Listed entries:

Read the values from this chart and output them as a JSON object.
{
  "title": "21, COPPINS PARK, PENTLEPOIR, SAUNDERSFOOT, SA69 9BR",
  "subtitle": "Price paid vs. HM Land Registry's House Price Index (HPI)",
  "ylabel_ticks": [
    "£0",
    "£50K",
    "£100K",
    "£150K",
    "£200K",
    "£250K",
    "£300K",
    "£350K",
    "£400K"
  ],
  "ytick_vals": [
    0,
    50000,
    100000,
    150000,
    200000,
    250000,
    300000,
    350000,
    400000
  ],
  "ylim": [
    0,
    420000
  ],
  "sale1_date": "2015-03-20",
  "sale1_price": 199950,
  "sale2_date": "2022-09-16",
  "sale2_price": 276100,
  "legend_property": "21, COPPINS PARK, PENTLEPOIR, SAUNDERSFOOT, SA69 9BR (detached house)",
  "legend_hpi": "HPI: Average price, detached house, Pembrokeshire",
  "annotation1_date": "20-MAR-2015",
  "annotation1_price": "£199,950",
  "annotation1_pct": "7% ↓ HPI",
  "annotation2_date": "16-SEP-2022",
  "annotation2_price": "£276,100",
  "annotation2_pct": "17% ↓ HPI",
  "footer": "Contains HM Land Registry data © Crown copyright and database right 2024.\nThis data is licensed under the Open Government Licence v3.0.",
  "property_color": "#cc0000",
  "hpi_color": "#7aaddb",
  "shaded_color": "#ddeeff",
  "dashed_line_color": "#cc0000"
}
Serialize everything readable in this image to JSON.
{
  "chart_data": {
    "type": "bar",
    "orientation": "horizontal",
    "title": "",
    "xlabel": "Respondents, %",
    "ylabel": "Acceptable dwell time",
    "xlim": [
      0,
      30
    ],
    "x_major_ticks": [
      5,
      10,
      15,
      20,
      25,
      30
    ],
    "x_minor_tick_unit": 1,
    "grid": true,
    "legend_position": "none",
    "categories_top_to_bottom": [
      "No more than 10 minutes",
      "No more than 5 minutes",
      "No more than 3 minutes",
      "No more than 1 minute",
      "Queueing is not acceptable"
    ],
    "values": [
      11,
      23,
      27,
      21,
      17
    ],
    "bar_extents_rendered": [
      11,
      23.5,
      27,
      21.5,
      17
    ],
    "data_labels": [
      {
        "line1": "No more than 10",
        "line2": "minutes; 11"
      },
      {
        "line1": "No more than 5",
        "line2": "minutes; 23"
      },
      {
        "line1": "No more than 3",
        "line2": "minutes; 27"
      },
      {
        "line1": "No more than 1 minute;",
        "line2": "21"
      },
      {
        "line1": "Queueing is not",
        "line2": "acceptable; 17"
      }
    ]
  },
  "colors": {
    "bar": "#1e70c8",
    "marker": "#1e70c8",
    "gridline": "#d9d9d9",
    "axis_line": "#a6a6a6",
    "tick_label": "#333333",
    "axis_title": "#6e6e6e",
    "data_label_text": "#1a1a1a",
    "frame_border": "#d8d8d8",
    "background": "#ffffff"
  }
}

Directive: Pull every line containing "detached" from the material above.

Result of the task:
  "legend_property": "21, COPPINS PARK, PENTLEPOIR, SAUNDERSFOOT, SA69 9BR (detached house)",
  "legend_hpi": "HPI: Average price, detached house, Pembrokeshire",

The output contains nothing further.